▶ [Task requirements]: Copy all of the material word for word, except for the pictures.

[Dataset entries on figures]
※
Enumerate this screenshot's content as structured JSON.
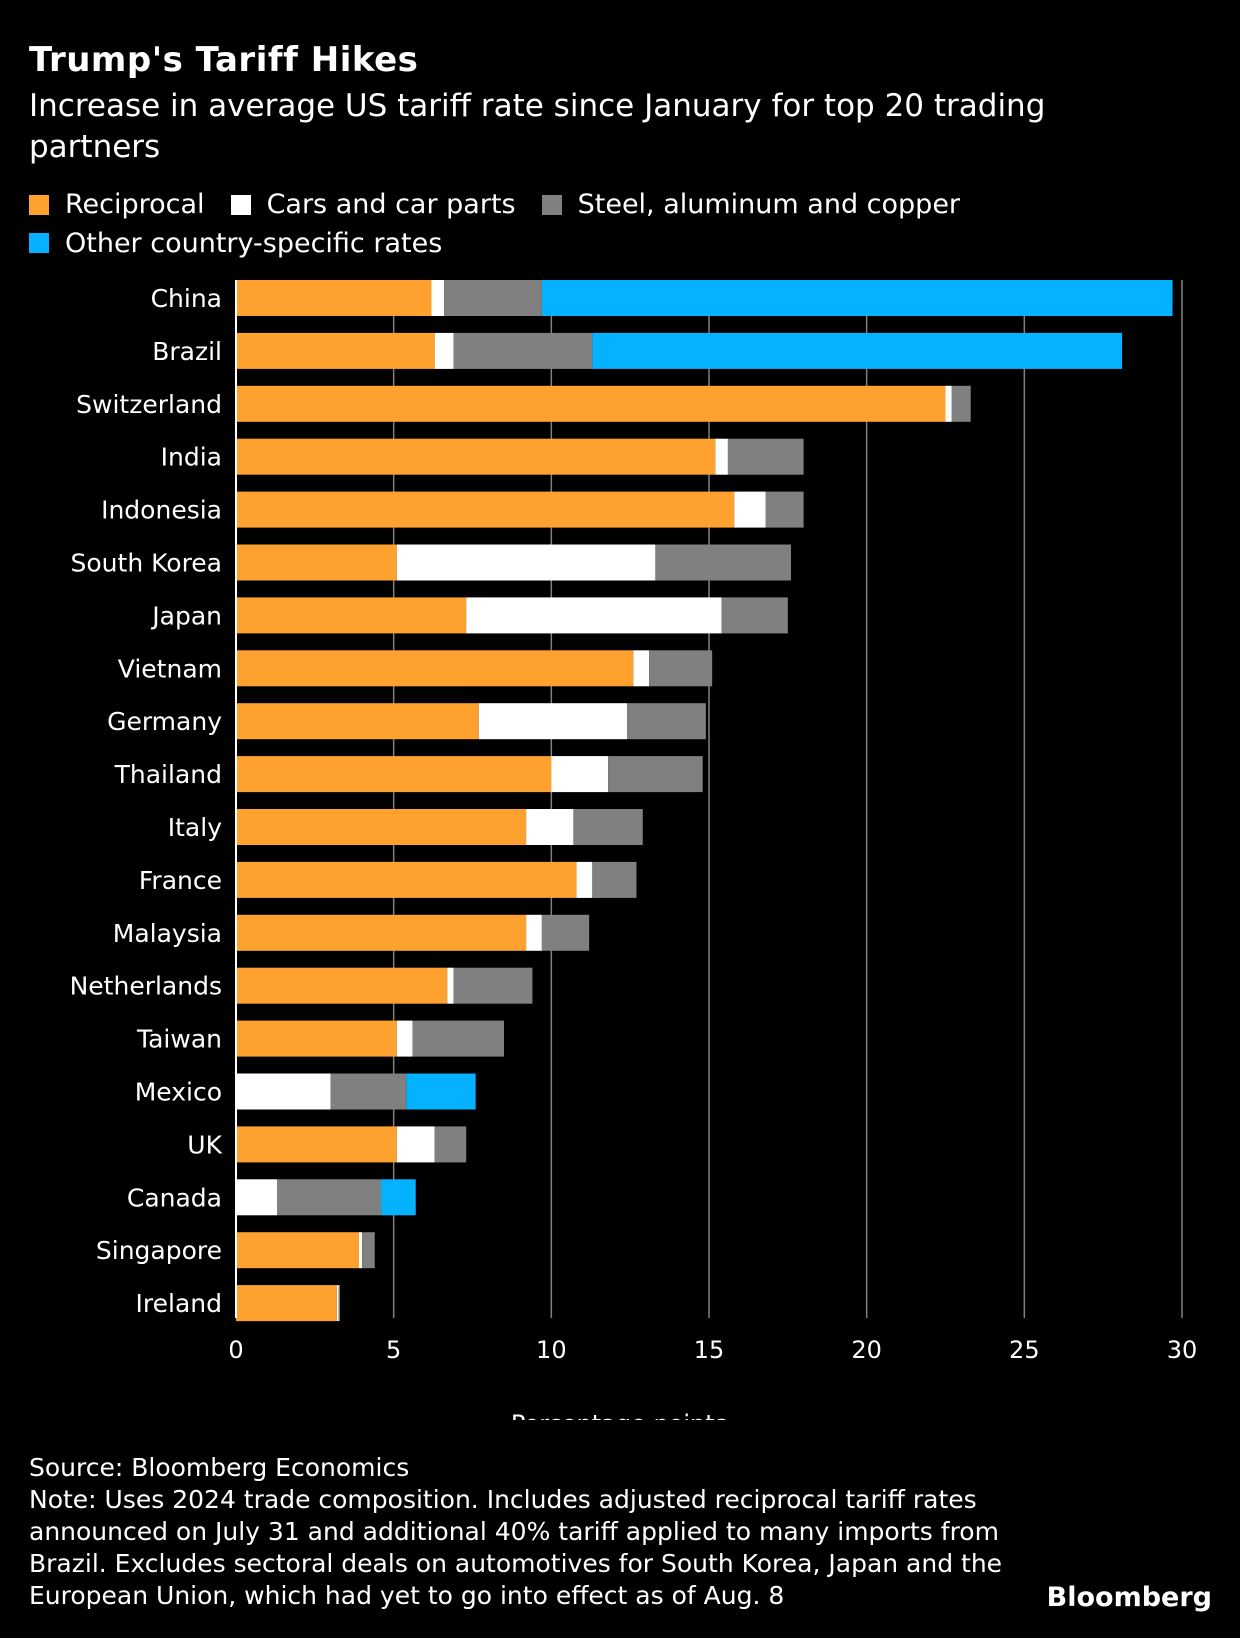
{
  "header": {
    "title": "Trump's Tariff Hikes",
    "subtitle": "Increase in average US tariff rate since January for top 20 trading partners"
  },
  "colors": {
    "reciprocal": "#ffa12e",
    "cars": "#ffffff",
    "steel": "#808080",
    "other": "#05b2ff",
    "gridline": "#808080",
    "background": "#000000"
  },
  "chart_data": {
    "type": "bar",
    "orientation": "horizontal",
    "stacked": true,
    "title": "Trump's Tariff Hikes",
    "subtitle": "Increase in average US tariff rate since January for top 20 trading partners",
    "xlabel": "Percentage points",
    "ylabel": "",
    "xlim": [
      0,
      30
    ],
    "xticks": [
      0,
      5,
      10,
      15,
      20,
      25,
      30
    ],
    "grid": true,
    "legend_position": "top",
    "categories": [
      "China",
      "Brazil",
      "Switzerland",
      "India",
      "Indonesia",
      "South Korea",
      "Japan",
      "Vietnam",
      "Germany",
      "Thailand",
      "Italy",
      "France",
      "Malaysia",
      "Netherlands",
      "Taiwan",
      "Mexico",
      "UK",
      "Canada",
      "Singapore",
      "Ireland"
    ],
    "series": [
      {
        "name": "Reciprocal",
        "color": "#ffa12e",
        "values": [
          6.2,
          6.3,
          22.5,
          15.2,
          15.8,
          5.1,
          7.3,
          12.6,
          7.7,
          10.0,
          9.2,
          10.8,
          9.2,
          6.7,
          5.1,
          0.0,
          5.1,
          0.0,
          3.9,
          3.2
        ]
      },
      {
        "name": "Cars and car parts",
        "color": "#ffffff",
        "values": [
          0.4,
          0.6,
          0.2,
          0.4,
          1.0,
          8.2,
          8.1,
          0.5,
          4.7,
          1.8,
          1.5,
          0.5,
          0.5,
          0.2,
          0.5,
          3.0,
          1.2,
          1.3,
          0.1,
          0.05
        ]
      },
      {
        "name": "Steel, aluminum and copper",
        "color": "#808080",
        "values": [
          3.1,
          4.4,
          0.6,
          2.4,
          1.2,
          4.3,
          2.1,
          2.0,
          2.5,
          3.0,
          2.2,
          1.4,
          1.5,
          2.5,
          2.9,
          2.4,
          1.0,
          3.3,
          0.4,
          0.05
        ]
      },
      {
        "name": "Other country-specific rates",
        "color": "#05b2ff",
        "values": [
          20.0,
          16.8,
          0,
          0,
          0,
          0,
          0,
          0,
          0,
          0,
          0,
          0,
          0,
          0,
          0,
          2.2,
          0,
          1.1,
          0,
          0
        ]
      }
    ]
  },
  "footer": {
    "source": "Source: Bloomberg Economics",
    "note": "Note: Uses 2024 trade composition. Includes adjusted reciprocal tariff rates announced on July 31 and additional 40% tariff applied to many imports from Brazil. Excludes sectoral deals on automotives for South Korea, Japan and the European Union, which had yet to go into effect as of Aug. 8",
    "brand": "Bloomberg"
  }
}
※
▶ [Solution for this exercise]:
Enumerate this screenshot's content as structured JSON.
{
  "header": {
    "title": "Trump's Tariff Hikes",
    "subtitle": "Increase in average US tariff rate since January for top 20 trading partners"
  },
  "colors": {
    "reciprocal": "#ffa12e",
    "cars": "#ffffff",
    "steel": "#808080",
    "other": "#05b2ff",
    "gridline": "#808080",
    "background": "#000000"
  },
  "chart_data": {
    "type": "bar",
    "orientation": "horizontal",
    "stacked": true,
    "title": "Trump's Tariff Hikes",
    "subtitle": "Increase in average US tariff rate since January for top 20 trading partners",
    "xlabel": "Percentage points",
    "ylabel": "",
    "xlim": [
      0,
      30
    ],
    "xticks": [
      0,
      5,
      10,
      15,
      20,
      25,
      30
    ],
    "grid": true,
    "legend_position": "top",
    "categories": [
      "China",
      "Brazil",
      "Switzerland",
      "India",
      "Indonesia",
      "South Korea",
      "Japan",
      "Vietnam",
      "Germany",
      "Thailand",
      "Italy",
      "France",
      "Malaysia",
      "Netherlands",
      "Taiwan",
      "Mexico",
      "UK",
      "Canada",
      "Singapore",
      "Ireland"
    ],
    "series": [
      {
        "name": "Reciprocal",
        "color": "#ffa12e",
        "values": [
          6.2,
          6.3,
          22.5,
          15.2,
          15.8,
          5.1,
          7.3,
          12.6,
          7.7,
          10.0,
          9.2,
          10.8,
          9.2,
          6.7,
          5.1,
          0.0,
          5.1,
          0.0,
          3.9,
          3.2
        ]
      },
      {
        "name": "Cars and car parts",
        "color": "#ffffff",
        "values": [
          0.4,
          0.6,
          0.2,
          0.4,
          1.0,
          8.2,
          8.1,
          0.5,
          4.7,
          1.8,
          1.5,
          0.5,
          0.5,
          0.2,
          0.5,
          3.0,
          1.2,
          1.3,
          0.1,
          0.05
        ]
      },
      {
        "name": "Steel, aluminum and copper",
        "color": "#808080",
        "values": [
          3.1,
          4.4,
          0.6,
          2.4,
          1.2,
          4.3,
          2.1,
          2.0,
          2.5,
          3.0,
          2.2,
          1.4,
          1.5,
          2.5,
          2.9,
          2.4,
          1.0,
          3.3,
          0.4,
          0.05
        ]
      },
      {
        "name": "Other country-specific rates",
        "color": "#05b2ff",
        "values": [
          20.0,
          16.8,
          0,
          0,
          0,
          0,
          0,
          0,
          0,
          0,
          0,
          0,
          0,
          0,
          0,
          2.2,
          0,
          1.1,
          0,
          0
        ]
      }
    ]
  },
  "footer": {
    "source": "Source: Bloomberg Economics",
    "note": "Note: Uses 2024 trade composition. Includes adjusted reciprocal tariff rates announced on July 31 and additional 40% tariff applied to many imports from Brazil. Excludes sectoral deals on automotives for South Korea, Japan and the European Union, which had yet to go into effect as of Aug. 8",
    "brand": "Bloomberg"
  }
}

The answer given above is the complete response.